**** Given information ****

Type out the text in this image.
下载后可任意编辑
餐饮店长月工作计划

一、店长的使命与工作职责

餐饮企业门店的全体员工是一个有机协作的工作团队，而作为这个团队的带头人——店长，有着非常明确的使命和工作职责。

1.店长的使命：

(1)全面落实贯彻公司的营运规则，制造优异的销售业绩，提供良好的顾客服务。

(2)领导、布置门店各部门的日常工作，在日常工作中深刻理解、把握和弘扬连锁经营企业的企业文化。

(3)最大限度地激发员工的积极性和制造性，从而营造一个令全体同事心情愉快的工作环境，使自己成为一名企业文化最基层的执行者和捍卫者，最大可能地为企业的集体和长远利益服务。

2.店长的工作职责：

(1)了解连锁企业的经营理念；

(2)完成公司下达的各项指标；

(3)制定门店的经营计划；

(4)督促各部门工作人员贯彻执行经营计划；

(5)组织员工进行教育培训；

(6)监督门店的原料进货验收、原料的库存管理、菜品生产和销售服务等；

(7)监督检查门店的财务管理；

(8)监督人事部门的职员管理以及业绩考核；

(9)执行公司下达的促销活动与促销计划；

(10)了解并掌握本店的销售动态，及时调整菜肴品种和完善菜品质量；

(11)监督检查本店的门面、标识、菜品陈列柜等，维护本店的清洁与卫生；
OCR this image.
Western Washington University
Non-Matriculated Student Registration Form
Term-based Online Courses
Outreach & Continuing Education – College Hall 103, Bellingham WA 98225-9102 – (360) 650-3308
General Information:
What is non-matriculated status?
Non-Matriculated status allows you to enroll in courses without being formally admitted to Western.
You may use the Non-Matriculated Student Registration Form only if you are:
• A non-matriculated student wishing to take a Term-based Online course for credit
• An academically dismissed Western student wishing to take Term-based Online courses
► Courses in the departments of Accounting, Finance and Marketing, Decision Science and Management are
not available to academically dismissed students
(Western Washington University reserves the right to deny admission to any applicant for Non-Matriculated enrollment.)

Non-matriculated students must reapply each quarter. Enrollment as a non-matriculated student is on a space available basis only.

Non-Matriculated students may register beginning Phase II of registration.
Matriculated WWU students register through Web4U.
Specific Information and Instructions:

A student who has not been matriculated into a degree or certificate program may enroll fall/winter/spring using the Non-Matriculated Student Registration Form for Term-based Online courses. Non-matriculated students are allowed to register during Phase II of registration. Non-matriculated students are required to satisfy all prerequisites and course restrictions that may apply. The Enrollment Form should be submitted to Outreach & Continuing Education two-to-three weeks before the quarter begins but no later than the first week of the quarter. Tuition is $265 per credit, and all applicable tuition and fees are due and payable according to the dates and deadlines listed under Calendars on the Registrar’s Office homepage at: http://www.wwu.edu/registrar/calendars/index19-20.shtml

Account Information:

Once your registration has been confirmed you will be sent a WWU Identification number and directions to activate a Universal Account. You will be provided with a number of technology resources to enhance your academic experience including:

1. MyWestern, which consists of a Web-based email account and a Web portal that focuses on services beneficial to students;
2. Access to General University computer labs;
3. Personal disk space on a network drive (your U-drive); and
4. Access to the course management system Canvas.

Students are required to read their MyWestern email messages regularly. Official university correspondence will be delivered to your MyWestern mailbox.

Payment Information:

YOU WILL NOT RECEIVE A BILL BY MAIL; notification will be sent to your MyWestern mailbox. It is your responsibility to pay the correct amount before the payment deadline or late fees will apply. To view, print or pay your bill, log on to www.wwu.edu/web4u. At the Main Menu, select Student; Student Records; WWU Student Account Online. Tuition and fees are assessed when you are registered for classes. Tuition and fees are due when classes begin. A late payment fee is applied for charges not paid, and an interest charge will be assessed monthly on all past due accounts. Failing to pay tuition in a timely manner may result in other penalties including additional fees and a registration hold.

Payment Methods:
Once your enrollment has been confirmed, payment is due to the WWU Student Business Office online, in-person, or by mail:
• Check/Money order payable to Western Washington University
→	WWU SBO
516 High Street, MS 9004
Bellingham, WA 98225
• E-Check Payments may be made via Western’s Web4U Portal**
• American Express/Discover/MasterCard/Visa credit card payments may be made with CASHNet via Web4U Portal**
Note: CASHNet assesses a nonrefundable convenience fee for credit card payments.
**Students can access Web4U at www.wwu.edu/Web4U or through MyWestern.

****

Required work - Every line in the data above that contains "General" needs to be copied.

Task solution -
General Information:
2. Access to General University computer labs;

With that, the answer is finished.